SET PROBLEM
Read the lines that follow and pick out every one containing the word "MCTB".

START SUPPLIED RECORDS

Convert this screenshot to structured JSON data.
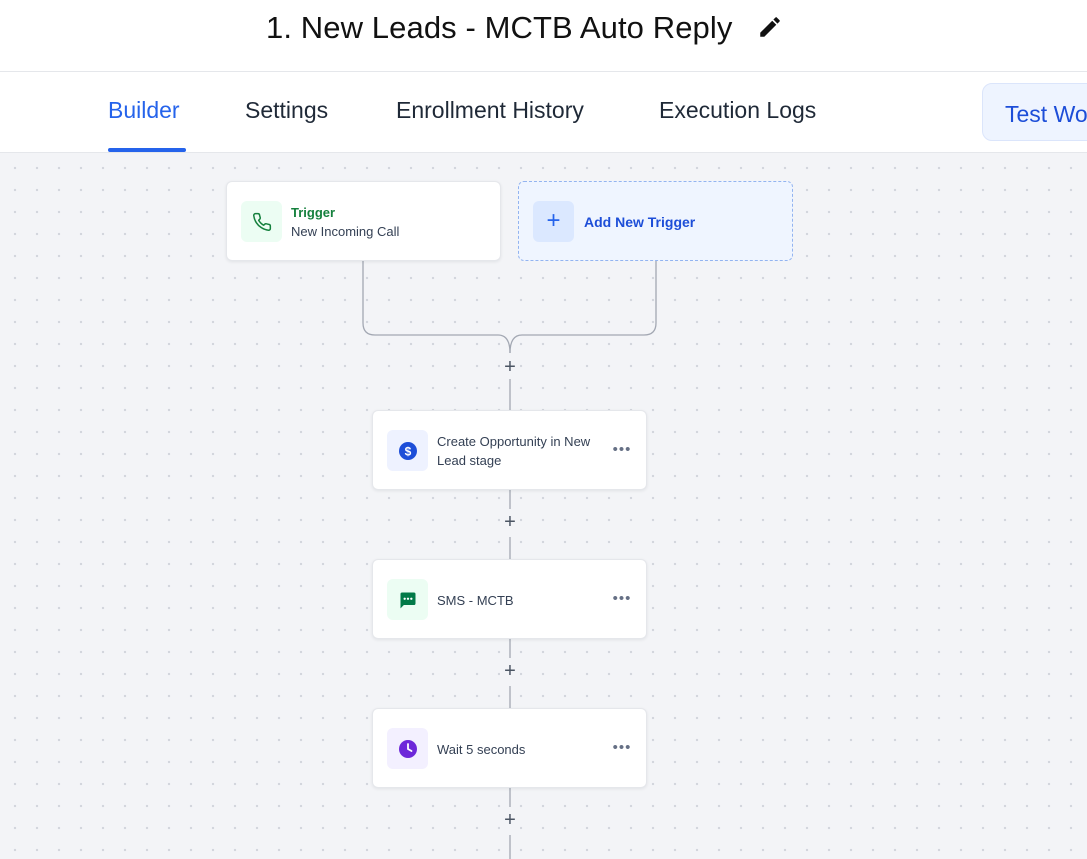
{
  "header": {
    "title": "1. New Leads - MCTB Auto Reply",
    "edit_icon": "pencil-icon"
  },
  "tabs": [
    {
      "label": "Builder",
      "active": true
    },
    {
      "label": "Settings",
      "active": false
    },
    {
      "label": "Enrollment History",
      "active": false
    },
    {
      "label": "Execution Logs",
      "active": false
    }
  ],
  "test_button": {
    "label": "Test Workflow"
  },
  "canvas": {
    "trigger": {
      "heading": "Trigger",
      "name": "New Incoming Call",
      "icon": "phone-icon"
    },
    "add_trigger": {
      "label": "Add New Trigger",
      "icon": "plus-icon"
    },
    "add_step_symbol": "+",
    "actions": [
      {
        "label_line1": "Create Opportunity in New",
        "label_line2": "Lead stage",
        "icon": "dollar-icon"
      },
      {
        "label_line1": "SMS - MCTB",
        "label_line2": "",
        "icon": "sms-icon"
      },
      {
        "label_line1": "Wait 5 seconds",
        "label_line2": "",
        "icon": "clock-icon"
      }
    ],
    "menu_symbol": "•••"
  },
  "colors": {
    "accent": "#2563eb",
    "trigger_green": "#15803d",
    "sms_green": "#027a48",
    "dollar_blue": "#1d4ed8",
    "wait_purple": "#6d28d9",
    "canvas_bg": "#f3f4f7"
  }
}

END SUPPLIED RECORDS

FULL OUTPUT
    "title": "1. New Leads - MCTB Auto Reply",
        "label_line1": "SMS - MCTB",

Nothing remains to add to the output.